_To do_.
Report every line in the listing below where the string "JSON" shows up.

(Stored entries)

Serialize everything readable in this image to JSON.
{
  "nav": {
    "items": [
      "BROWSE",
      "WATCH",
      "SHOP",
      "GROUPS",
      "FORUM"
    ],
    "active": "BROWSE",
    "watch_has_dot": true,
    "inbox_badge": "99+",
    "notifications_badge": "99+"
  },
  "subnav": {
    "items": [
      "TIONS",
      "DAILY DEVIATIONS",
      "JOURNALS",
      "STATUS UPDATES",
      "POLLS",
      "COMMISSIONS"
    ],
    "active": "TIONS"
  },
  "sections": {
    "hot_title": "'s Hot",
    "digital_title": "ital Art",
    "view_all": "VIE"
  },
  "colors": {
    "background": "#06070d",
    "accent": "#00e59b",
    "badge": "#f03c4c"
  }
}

* * *

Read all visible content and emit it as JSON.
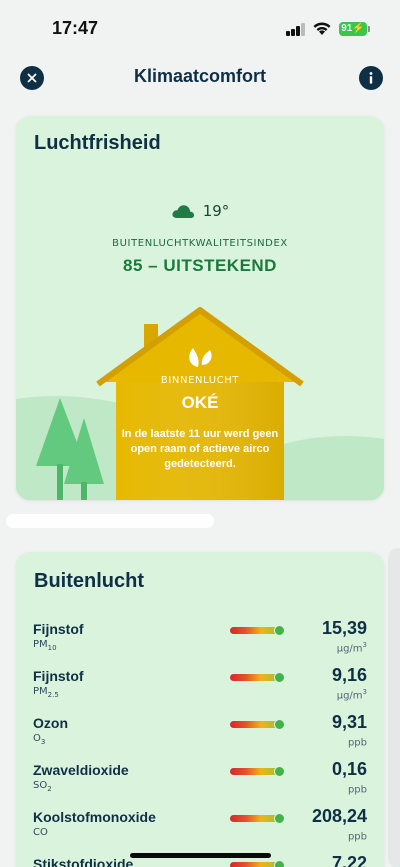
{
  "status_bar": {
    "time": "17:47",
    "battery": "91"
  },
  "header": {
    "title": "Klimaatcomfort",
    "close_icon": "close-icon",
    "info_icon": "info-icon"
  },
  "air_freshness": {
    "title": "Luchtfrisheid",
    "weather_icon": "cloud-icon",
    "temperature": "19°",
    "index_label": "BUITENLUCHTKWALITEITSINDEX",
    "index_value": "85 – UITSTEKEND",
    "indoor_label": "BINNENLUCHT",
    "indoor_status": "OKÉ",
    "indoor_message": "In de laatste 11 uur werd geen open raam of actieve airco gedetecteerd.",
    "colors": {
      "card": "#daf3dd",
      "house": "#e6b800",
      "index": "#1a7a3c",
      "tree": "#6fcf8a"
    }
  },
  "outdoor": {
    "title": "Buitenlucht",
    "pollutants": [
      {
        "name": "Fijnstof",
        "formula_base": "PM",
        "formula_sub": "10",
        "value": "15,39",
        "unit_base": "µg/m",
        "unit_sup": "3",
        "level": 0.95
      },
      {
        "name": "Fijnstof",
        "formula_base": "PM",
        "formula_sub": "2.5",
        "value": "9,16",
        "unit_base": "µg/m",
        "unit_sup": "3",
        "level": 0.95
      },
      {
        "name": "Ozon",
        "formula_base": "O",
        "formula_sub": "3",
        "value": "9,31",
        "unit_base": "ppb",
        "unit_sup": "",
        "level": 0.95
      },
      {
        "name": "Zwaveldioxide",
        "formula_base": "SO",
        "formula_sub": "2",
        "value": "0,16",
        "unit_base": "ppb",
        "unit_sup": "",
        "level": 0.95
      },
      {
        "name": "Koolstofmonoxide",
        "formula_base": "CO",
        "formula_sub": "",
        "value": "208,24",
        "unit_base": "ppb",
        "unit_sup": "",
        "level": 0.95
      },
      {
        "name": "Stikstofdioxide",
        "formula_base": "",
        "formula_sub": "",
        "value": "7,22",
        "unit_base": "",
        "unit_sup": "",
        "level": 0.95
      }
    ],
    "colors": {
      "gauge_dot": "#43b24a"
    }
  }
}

_Final answer_.
Serialize everything readable in this image to JSON.
Read all visible content and emit it as JSON.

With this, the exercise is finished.